== Material for this exercise
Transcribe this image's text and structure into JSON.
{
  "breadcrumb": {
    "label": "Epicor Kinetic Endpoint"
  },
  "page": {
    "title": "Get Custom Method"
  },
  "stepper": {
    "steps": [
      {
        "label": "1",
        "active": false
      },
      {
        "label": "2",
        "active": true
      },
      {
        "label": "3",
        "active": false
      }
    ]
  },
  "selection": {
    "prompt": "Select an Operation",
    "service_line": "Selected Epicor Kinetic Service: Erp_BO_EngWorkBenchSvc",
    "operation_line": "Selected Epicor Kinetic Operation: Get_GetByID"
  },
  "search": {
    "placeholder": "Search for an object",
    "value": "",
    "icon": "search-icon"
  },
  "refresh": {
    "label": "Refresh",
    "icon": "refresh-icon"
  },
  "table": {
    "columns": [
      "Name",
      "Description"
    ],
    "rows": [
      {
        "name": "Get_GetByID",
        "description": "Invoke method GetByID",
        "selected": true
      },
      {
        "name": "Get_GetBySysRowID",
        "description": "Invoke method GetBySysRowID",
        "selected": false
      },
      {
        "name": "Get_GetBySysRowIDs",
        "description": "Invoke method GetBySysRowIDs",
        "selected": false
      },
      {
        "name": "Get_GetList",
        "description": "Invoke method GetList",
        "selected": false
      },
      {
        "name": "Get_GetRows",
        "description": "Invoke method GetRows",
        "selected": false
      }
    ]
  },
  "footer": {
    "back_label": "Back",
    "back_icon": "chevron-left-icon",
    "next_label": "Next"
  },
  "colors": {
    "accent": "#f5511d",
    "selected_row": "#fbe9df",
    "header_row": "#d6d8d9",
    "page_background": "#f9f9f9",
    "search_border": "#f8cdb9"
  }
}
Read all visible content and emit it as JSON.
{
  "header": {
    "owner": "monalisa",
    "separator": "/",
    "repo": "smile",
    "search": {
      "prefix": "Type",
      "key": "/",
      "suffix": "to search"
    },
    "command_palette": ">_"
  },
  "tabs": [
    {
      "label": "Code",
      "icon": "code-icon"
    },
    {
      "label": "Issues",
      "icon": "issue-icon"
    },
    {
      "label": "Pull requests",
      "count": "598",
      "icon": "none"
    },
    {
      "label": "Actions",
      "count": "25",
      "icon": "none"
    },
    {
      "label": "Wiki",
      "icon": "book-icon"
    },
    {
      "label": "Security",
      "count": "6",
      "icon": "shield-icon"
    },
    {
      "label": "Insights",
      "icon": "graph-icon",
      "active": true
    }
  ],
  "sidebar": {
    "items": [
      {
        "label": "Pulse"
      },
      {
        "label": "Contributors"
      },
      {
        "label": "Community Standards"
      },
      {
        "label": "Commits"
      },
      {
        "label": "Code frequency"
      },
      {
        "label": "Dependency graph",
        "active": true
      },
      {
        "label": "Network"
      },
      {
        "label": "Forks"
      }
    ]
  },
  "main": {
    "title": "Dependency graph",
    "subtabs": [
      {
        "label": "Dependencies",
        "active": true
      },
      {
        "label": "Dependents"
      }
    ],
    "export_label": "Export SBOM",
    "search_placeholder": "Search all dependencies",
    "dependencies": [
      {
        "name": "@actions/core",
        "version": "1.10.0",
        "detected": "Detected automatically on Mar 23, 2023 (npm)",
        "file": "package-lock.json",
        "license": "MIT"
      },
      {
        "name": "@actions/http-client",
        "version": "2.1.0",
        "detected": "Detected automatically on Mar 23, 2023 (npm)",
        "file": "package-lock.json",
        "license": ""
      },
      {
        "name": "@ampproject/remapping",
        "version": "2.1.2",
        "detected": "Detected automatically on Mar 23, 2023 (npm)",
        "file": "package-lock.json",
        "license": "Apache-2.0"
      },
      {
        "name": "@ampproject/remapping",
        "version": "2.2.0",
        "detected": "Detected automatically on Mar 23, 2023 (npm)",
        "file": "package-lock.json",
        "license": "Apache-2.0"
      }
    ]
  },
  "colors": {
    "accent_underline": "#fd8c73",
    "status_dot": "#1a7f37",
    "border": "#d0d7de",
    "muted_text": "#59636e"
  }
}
====
Retype the material above, line by line, exactly.

### Written response:
Transcribe this image's text and structure into JSON.
{
  "breadcrumb": {
    "label": "Epicor Kinetic Endpoint"
  },
  "page": {
    "title": "Get Custom Method"
  },
  "stepper": {
    "steps": [
      {
        "label": "1",
        "active": false
      },
      {
        "label": "2",
        "active": true
      },
      {
        "label": "3",
        "active": false
      }
    ]
  },
  "selection": {
    "prompt": "Select an Operation",
    "service_line": "Selected Epicor Kinetic Service: Erp_BO_EngWorkBenchSvc",
    "operation_line": "Selected Epicor Kinetic Operation: Get_GetByID"
  },
  "search": {
    "placeholder": "Search for an object",
    "value": "",
    "icon": "search-icon"
  },
  "refresh": {
    "label": "Refresh",
    "icon": "refresh-icon"
  },
  "table": {
    "columns": [
      "Name",
      "Description"
    ],
    "rows": [
      {
        "name": "Get_GetByID",
        "description": "Invoke method GetByID",
        "selected": true
      },
      {
        "name": "Get_GetBySysRowID",
        "description": "Invoke method GetBySysRowID",
        "selected": false
      },
      {
        "name": "Get_GetBySysRowIDs",
        "description": "Invoke method GetBySysRowIDs",
        "selected": false
      },
      {
        "name": "Get_GetList",
        "description": "Invoke method GetList",
        "selected": false
      },
      {
        "name": "Get_GetRows",
        "description": "Invoke method GetRows",
        "selected": false
      }
    ]
  },
  "footer": {
    "back_label": "Back",
    "back_icon": "chevron-left-icon",
    "next_label": "Next"
  },
  "colors": {
    "accent": "#f5511d",
    "selected_row": "#fbe9df",
    "header_row": "#d6d8d9",
    "page_background": "#f9f9f9",
    "search_border": "#f8cdb9"
  }
}
Read all visible content and emit it as JSON.
{
  "header": {
    "owner": "monalisa",
    "separator": "/",
    "repo": "smile",
    "search": {
      "prefix": "Type",
      "key": "/",
      "suffix": "to search"
    },
    "command_palette": ">_"
  },
  "tabs": [
    {
      "label": "Code",
      "icon": "code-icon"
    },
    {
      "label": "Issues",
      "icon": "issue-icon"
    },
    {
      "label": "Pull requests",
      "count": "598",
      "icon": "none"
    },
    {
      "label": "Actions",
      "count": "25",
      "icon": "none"
    },
    {
      "label": "Wiki",
      "icon": "book-icon"
    },
    {
      "label": "Security",
      "count": "6",
      "icon": "shield-icon"
    },
    {
      "label": "Insights",
      "icon": "graph-icon",
      "active": true
    }
  ],
  "sidebar": {
    "items": [
      {
        "label": "Pulse"
      },
      {
        "label": "Contributors"
      },
      {
        "label": "Community Standards"
      },
      {
        "label": "Commits"
      },
      {
        "label": "Code frequency"
      },
      {
        "label": "Dependency graph",
        "active": true
      },
      {
        "label": "Network"
      },
      {
        "label": "Forks"
      }
    ]
  },
  "main": {
    "title": "Dependency graph",
    "subtabs": [
      {
        "label": "Dependencies",
        "active": true
      },
      {
        "label": "Dependents"
      }
    ],
    "export_label": "Export SBOM",
    "search_placeholder": "Search all dependencies",
    "dependencies": [
      {
        "name": "@actions/core",
        "version": "1.10.0",
        "detected": "Detected automatically on Mar 23, 2023 (npm)",
        "file": "package-lock.json",
        "license": "MIT"
      },
      {
        "name": "@actions/http-client",
        "version": "2.1.0",
        "detected": "Detected automatically on Mar 23, 2023 (npm)",
        "file": "package-lock.json",
        "license": ""
      },
      {
        "name": "@ampproject/remapping",
        "version": "2.1.2",
        "detected": "Detected automatically on Mar 23, 2023 (npm)",
        "file": "package-lock.json",
        "license": "Apache-2.0"
      },
      {
        "name": "@ampproject/remapping",
        "version": "2.2.0",
        "detected": "Detected automatically on Mar 23, 2023 (npm)",
        "file": "package-lock.json",
        "license": "Apache-2.0"
      }
    ]
  },
  "colors": {
    "accent_underline": "#fd8c73",
    "status_dot": "#1a7f37",
    "border": "#d0d7de",
    "muted_text": "#59636e"
  }
}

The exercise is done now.